WHAT THE EXERCISE ASKS
Reproduce every one of the items below word for word, keeping each line in its original order.

--- START OF WORKING DATA ---

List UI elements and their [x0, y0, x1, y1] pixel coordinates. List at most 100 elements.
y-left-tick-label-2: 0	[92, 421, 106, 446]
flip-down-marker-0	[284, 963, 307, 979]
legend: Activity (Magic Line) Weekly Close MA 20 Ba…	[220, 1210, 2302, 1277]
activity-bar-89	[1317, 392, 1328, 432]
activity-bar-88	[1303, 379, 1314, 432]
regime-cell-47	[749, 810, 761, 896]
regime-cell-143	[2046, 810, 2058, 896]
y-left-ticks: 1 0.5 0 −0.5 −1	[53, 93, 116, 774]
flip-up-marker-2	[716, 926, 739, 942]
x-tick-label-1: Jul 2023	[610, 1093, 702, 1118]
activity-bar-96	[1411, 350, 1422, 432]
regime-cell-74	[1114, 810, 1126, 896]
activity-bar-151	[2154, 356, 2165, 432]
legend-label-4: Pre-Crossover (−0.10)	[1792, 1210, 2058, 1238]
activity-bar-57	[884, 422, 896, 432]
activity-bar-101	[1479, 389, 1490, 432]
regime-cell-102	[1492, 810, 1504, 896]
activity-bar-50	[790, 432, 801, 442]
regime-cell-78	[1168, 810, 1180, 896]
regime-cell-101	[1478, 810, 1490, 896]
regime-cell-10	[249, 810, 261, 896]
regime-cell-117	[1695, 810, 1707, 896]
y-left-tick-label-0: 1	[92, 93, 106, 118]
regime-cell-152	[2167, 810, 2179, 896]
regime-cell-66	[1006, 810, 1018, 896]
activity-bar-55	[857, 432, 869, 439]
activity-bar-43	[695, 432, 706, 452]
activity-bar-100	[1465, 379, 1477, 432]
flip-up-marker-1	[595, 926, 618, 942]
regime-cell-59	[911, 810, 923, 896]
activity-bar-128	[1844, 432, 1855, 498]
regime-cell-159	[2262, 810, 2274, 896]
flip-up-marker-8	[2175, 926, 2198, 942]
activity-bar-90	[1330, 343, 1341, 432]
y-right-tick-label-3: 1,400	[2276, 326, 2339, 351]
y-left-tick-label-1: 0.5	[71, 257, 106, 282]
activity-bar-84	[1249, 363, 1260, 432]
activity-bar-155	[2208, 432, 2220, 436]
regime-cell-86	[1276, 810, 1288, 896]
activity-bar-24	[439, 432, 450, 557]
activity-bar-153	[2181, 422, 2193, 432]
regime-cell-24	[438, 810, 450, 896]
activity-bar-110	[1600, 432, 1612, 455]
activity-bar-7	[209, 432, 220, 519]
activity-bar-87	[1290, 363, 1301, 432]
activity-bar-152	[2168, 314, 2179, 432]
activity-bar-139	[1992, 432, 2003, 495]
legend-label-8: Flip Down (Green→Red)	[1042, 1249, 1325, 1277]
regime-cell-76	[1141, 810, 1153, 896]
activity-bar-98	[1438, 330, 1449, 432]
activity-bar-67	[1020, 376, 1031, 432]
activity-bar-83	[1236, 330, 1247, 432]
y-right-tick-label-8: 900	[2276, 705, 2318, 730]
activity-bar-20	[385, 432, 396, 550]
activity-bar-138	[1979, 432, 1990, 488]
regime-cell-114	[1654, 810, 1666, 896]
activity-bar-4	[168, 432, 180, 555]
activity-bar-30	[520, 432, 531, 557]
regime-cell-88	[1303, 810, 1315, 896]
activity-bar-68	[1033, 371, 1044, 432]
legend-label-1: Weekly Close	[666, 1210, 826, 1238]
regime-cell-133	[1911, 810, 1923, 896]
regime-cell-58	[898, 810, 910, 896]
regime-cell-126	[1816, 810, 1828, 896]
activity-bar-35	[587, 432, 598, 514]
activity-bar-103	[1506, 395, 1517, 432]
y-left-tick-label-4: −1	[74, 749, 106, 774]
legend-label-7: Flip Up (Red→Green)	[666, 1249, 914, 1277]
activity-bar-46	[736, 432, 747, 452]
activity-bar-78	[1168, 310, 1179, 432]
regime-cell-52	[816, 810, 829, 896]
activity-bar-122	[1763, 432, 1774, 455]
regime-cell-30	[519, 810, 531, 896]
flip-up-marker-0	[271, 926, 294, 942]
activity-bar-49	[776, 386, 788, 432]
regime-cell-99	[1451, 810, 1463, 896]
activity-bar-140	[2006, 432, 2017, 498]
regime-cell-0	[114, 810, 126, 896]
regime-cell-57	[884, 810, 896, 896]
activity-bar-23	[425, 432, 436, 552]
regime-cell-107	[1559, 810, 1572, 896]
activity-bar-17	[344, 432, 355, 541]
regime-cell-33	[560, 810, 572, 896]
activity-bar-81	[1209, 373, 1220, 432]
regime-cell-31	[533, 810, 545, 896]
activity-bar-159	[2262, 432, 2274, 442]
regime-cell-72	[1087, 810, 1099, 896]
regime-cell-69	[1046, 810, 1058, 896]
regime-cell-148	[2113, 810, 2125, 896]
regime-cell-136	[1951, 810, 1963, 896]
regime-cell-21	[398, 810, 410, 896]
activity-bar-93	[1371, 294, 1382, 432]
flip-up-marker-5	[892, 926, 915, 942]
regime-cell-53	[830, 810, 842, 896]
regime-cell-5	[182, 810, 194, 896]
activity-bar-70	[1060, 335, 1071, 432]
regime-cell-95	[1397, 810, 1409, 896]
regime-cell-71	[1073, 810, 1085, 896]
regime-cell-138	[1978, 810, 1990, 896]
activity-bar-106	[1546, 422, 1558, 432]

--- END OF WORKING DATA ---

TASK SOLUTION
List UI elements and their [x0, y0, x1, y1] pixel coordinates. List at most 100 elements.
y-left-tick-label-2: 0	[92, 421, 106, 446]
flip-down-marker-0	[284, 963, 307, 979]
legend: Activity (Magic Line) Weekly Close MA 20 Ba…	[220, 1210, 2302, 1277]
activity-bar-89	[1317, 392, 1328, 432]
activity-bar-88	[1303, 379, 1314, 432]
regime-cell-47	[749, 810, 761, 896]
regime-cell-143	[2046, 810, 2058, 896]
y-left-ticks: 1 0.5 0 −0.5 −1	[53, 93, 116, 774]
flip-up-marker-2	[716, 926, 739, 942]
x-tick-label-1: Jul 2023	[610, 1093, 702, 1118]
activity-bar-96	[1411, 350, 1422, 432]
regime-cell-74	[1114, 810, 1126, 896]
activity-bar-151	[2154, 356, 2165, 432]
legend-label-4: Pre-Crossover (−0.10)	[1792, 1210, 2058, 1238]
activity-bar-57	[884, 422, 896, 432]
activity-bar-101	[1479, 389, 1490, 432]
regime-cell-102	[1492, 810, 1504, 896]
activity-bar-50	[790, 432, 801, 442]
regime-cell-78	[1168, 810, 1180, 896]
regime-cell-101	[1478, 810, 1490, 896]
regime-cell-10	[249, 810, 261, 896]
regime-cell-117	[1695, 810, 1707, 896]
y-left-tick-label-0: 1	[92, 93, 106, 118]
regime-cell-152	[2167, 810, 2179, 896]
regime-cell-66	[1006, 810, 1018, 896]
activity-bar-55	[857, 432, 869, 439]
activity-bar-43	[695, 432, 706, 452]
activity-bar-100	[1465, 379, 1477, 432]
flip-up-marker-1	[595, 926, 618, 942]
regime-cell-59	[911, 810, 923, 896]
activity-bar-128	[1844, 432, 1855, 498]
regime-cell-159	[2262, 810, 2274, 896]
flip-up-marker-8	[2175, 926, 2198, 942]
activity-bar-90	[1330, 343, 1341, 432]
y-right-tick-label-3: 1,400	[2276, 326, 2339, 351]
y-left-tick-label-1: 0.5	[71, 257, 106, 282]
activity-bar-84	[1249, 363, 1260, 432]
activity-bar-155	[2208, 432, 2220, 436]
regime-cell-86	[1276, 810, 1288, 896]
activity-bar-24	[439, 432, 450, 557]
activity-bar-153	[2181, 422, 2193, 432]
regime-cell-24	[438, 810, 450, 896]
activity-bar-110	[1600, 432, 1612, 455]
activity-bar-7	[209, 432, 220, 519]
activity-bar-87	[1290, 363, 1301, 432]
activity-bar-152	[2168, 314, 2179, 432]
activity-bar-139	[1992, 432, 2003, 495]
legend-label-8: Flip Down (Green→Red)	[1042, 1249, 1325, 1277]
regime-cell-76	[1141, 810, 1153, 896]
activity-bar-98	[1438, 330, 1449, 432]
activity-bar-67	[1020, 376, 1031, 432]
activity-bar-83	[1236, 330, 1247, 432]
y-right-tick-label-8: 900	[2276, 705, 2318, 730]
activity-bar-20	[385, 432, 396, 550]
activity-bar-138	[1979, 432, 1990, 488]
regime-cell-114	[1654, 810, 1666, 896]
activity-bar-4	[168, 432, 180, 555]
activity-bar-30	[520, 432, 531, 557]
regime-cell-88	[1303, 810, 1315, 896]
activity-bar-68	[1033, 371, 1044, 432]
legend-label-1: Weekly Close	[666, 1210, 826, 1238]
regime-cell-133	[1911, 810, 1923, 896]
regime-cell-58	[898, 810, 910, 896]
regime-cell-126	[1816, 810, 1828, 896]
activity-bar-35	[587, 432, 598, 514]
activity-bar-103	[1506, 395, 1517, 432]
y-left-tick-label-4: −1	[74, 749, 106, 774]
legend-label-7: Flip Up (Red→Green)	[666, 1249, 914, 1277]
activity-bar-46	[736, 432, 747, 452]
activity-bar-78	[1168, 310, 1179, 432]
regime-cell-52	[816, 810, 829, 896]
activity-bar-122	[1763, 432, 1774, 455]
regime-cell-30	[519, 810, 531, 896]
flip-up-marker-0	[271, 926, 294, 942]
activity-bar-49	[776, 386, 788, 432]
regime-cell-99	[1451, 810, 1463, 896]
activity-bar-140	[2006, 432, 2017, 498]
regime-cell-0	[114, 810, 126, 896]
regime-cell-57	[884, 810, 896, 896]
activity-bar-23	[425, 432, 436, 552]
regime-cell-107	[1559, 810, 1572, 896]
activity-bar-17	[344, 432, 355, 541]
regime-cell-33	[560, 810, 572, 896]
activity-bar-81	[1209, 373, 1220, 432]
regime-cell-31	[533, 810, 545, 896]
activity-bar-159	[2262, 432, 2274, 442]
regime-cell-72	[1087, 810, 1099, 896]
regime-cell-69	[1046, 810, 1058, 896]
regime-cell-148	[2113, 810, 2125, 896]
regime-cell-136	[1951, 810, 1963, 896]
regime-cell-21	[398, 810, 410, 896]
activity-bar-93	[1371, 294, 1382, 432]
flip-up-marker-5	[892, 926, 915, 942]
regime-cell-53	[830, 810, 842, 896]
regime-cell-5	[182, 810, 194, 896]
activity-bar-70	[1060, 335, 1071, 432]
regime-cell-95	[1397, 810, 1409, 896]
regime-cell-71	[1073, 810, 1085, 896]
regime-cell-138	[1978, 810, 1990, 896]
activity-bar-106	[1546, 422, 1558, 432]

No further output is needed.